» Set exercise: The records below must be retyped exactly.

» Supplied material:
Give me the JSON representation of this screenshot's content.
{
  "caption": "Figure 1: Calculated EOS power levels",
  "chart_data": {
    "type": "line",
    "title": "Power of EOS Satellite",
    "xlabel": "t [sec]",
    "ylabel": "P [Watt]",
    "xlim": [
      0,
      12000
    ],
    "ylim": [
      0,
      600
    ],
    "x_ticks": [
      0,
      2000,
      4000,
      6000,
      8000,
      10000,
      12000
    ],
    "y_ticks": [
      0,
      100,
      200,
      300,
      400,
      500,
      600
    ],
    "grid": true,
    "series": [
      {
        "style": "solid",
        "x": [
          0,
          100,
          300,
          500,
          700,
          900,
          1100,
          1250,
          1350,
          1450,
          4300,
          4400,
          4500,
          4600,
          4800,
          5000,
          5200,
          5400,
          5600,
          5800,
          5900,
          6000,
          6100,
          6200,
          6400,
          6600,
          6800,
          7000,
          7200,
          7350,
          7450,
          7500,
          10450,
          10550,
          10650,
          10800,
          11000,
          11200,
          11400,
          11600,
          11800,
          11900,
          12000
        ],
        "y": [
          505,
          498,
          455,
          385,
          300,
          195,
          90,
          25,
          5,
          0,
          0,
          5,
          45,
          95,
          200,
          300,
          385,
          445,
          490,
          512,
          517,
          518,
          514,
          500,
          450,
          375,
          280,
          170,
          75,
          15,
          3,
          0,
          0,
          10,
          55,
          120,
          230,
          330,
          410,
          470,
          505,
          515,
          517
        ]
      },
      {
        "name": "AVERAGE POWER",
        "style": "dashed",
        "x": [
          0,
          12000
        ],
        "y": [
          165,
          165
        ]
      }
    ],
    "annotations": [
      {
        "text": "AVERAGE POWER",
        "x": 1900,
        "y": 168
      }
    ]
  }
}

» Task response:
Give me the JSON representation of this screenshot's content.
{
  "caption": "Figure 1: Calculated EOS power levels",
  "chart_data": {
    "type": "line",
    "title": "Power of EOS Satellite",
    "xlabel": "t [sec]",
    "ylabel": "P [Watt]",
    "xlim": [
      0,
      12000
    ],
    "ylim": [
      0,
      600
    ],
    "x_ticks": [
      0,
      2000,
      4000,
      6000,
      8000,
      10000,
      12000
    ],
    "y_ticks": [
      0,
      100,
      200,
      300,
      400,
      500,
      600
    ],
    "grid": true,
    "series": [
      {
        "style": "solid",
        "x": [
          0,
          100,
          300,
          500,
          700,
          900,
          1100,
          1250,
          1350,
          1450,
          4300,
          4400,
          4500,
          4600,
          4800,
          5000,
          5200,
          5400,
          5600,
          5800,
          5900,
          6000,
          6100,
          6200,
          6400,
          6600,
          6800,
          7000,
          7200,
          7350,
          7450,
          7500,
          10450,
          10550,
          10650,
          10800,
          11000,
          11200,
          11400,
          11600,
          11800,
          11900,
          12000
        ],
        "y": [
          505,
          498,
          455,
          385,
          300,
          195,
          90,
          25,
          5,
          0,
          0,
          5,
          45,
          95,
          200,
          300,
          385,
          445,
          490,
          512,
          517,
          518,
          514,
          500,
          450,
          375,
          280,
          170,
          75,
          15,
          3,
          0,
          0,
          10,
          55,
          120,
          230,
          330,
          410,
          470,
          505,
          515,
          517
        ]
      },
      {
        "name": "AVERAGE POWER",
        "style": "dashed",
        "x": [
          0,
          12000
        ],
        "y": [
          165,
          165
        ]
      }
    ],
    "annotations": [
      {
        "text": "AVERAGE POWER",
        "x": 1900,
        "y": 168
      }
    ]
  }
}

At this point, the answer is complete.